* The task *
Rewrite the rows from the first line through the line containing "tab-alarme[interactable]: 🔔 Alarme", replacing every "interactable" with "clickable" and leaving everything else unchanged.

* Data lines *
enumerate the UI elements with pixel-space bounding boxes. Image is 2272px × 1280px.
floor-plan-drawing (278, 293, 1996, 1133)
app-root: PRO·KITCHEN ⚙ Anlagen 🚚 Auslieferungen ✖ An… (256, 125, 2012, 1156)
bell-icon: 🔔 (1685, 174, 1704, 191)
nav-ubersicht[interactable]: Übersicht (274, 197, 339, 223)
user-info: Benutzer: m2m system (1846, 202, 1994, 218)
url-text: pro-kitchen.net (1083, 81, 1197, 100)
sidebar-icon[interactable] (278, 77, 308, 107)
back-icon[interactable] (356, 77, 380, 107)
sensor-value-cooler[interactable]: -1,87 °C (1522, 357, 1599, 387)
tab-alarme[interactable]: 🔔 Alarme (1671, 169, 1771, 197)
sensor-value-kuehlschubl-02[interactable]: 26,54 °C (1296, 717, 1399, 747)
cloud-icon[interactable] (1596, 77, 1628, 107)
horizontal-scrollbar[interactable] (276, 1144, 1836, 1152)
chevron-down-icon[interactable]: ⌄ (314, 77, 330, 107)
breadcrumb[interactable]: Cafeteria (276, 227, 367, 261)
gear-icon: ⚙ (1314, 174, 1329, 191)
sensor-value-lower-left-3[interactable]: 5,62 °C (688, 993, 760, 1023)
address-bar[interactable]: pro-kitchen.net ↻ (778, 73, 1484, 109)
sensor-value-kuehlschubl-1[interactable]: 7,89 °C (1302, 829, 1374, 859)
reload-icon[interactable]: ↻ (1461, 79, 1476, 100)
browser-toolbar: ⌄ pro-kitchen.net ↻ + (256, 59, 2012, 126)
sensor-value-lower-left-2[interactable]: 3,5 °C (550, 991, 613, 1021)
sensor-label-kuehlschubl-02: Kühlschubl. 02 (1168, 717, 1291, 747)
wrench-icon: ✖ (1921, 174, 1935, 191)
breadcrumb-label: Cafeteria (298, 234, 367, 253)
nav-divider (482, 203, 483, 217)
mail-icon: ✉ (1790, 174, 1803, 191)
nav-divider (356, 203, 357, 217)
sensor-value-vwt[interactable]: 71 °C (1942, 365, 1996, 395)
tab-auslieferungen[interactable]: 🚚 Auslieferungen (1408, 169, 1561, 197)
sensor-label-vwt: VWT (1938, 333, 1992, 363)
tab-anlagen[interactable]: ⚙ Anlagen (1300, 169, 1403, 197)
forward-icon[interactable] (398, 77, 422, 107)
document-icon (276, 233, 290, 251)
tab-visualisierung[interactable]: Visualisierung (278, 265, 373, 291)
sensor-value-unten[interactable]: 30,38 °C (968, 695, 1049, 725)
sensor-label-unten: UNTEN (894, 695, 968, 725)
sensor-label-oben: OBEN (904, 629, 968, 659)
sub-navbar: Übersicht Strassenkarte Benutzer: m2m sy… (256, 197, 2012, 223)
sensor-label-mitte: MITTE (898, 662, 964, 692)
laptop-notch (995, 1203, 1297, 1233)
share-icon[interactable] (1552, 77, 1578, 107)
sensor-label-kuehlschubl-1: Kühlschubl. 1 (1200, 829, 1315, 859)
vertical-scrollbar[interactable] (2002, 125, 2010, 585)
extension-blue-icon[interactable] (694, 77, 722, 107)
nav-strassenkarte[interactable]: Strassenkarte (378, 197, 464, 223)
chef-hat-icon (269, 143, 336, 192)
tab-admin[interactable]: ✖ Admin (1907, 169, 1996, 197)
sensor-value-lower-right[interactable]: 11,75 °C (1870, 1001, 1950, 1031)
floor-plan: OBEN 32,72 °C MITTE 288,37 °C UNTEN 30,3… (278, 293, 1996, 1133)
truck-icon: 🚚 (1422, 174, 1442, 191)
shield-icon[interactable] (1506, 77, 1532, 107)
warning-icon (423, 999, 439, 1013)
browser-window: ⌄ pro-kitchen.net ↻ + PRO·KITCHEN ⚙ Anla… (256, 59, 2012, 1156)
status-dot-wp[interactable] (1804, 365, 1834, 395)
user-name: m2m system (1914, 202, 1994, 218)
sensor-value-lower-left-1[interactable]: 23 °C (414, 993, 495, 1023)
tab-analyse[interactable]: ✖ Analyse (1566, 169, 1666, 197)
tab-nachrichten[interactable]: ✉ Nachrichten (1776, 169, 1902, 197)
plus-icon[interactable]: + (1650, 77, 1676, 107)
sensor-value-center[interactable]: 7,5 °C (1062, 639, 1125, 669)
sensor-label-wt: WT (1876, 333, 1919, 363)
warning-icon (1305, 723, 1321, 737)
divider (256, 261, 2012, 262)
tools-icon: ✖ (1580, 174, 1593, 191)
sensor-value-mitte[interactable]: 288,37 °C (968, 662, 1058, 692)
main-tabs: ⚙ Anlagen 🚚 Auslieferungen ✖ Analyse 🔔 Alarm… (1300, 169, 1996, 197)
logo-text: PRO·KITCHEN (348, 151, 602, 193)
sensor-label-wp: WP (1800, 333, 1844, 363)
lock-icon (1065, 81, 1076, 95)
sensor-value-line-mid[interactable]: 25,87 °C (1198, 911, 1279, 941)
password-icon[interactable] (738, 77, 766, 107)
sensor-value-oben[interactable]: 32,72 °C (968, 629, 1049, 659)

* Final answer *
enumerate the UI elements with pixel-space bounding boxes. Image is 2272px × 1280px.
floor-plan-drawing (278, 293, 1996, 1133)
app-root: PRO·KITCHEN ⚙ Anlagen 🚚 Auslieferungen ✖ An… (256, 125, 2012, 1156)
bell-icon: 🔔 (1685, 174, 1704, 191)
nav-ubersicht[clickable]: Übersicht (274, 197, 339, 223)
user-info: Benutzer: m2m system (1846, 202, 1994, 218)
url-text: pro-kitchen.net (1083, 81, 1197, 100)
sidebar-icon[clickable] (278, 77, 308, 107)
back-icon[clickable] (356, 77, 380, 107)
sensor-value-cooler[clickable]: -1,87 °C (1522, 357, 1599, 387)
tab-alarme[clickable]: 🔔 Alarme (1671, 169, 1771, 197)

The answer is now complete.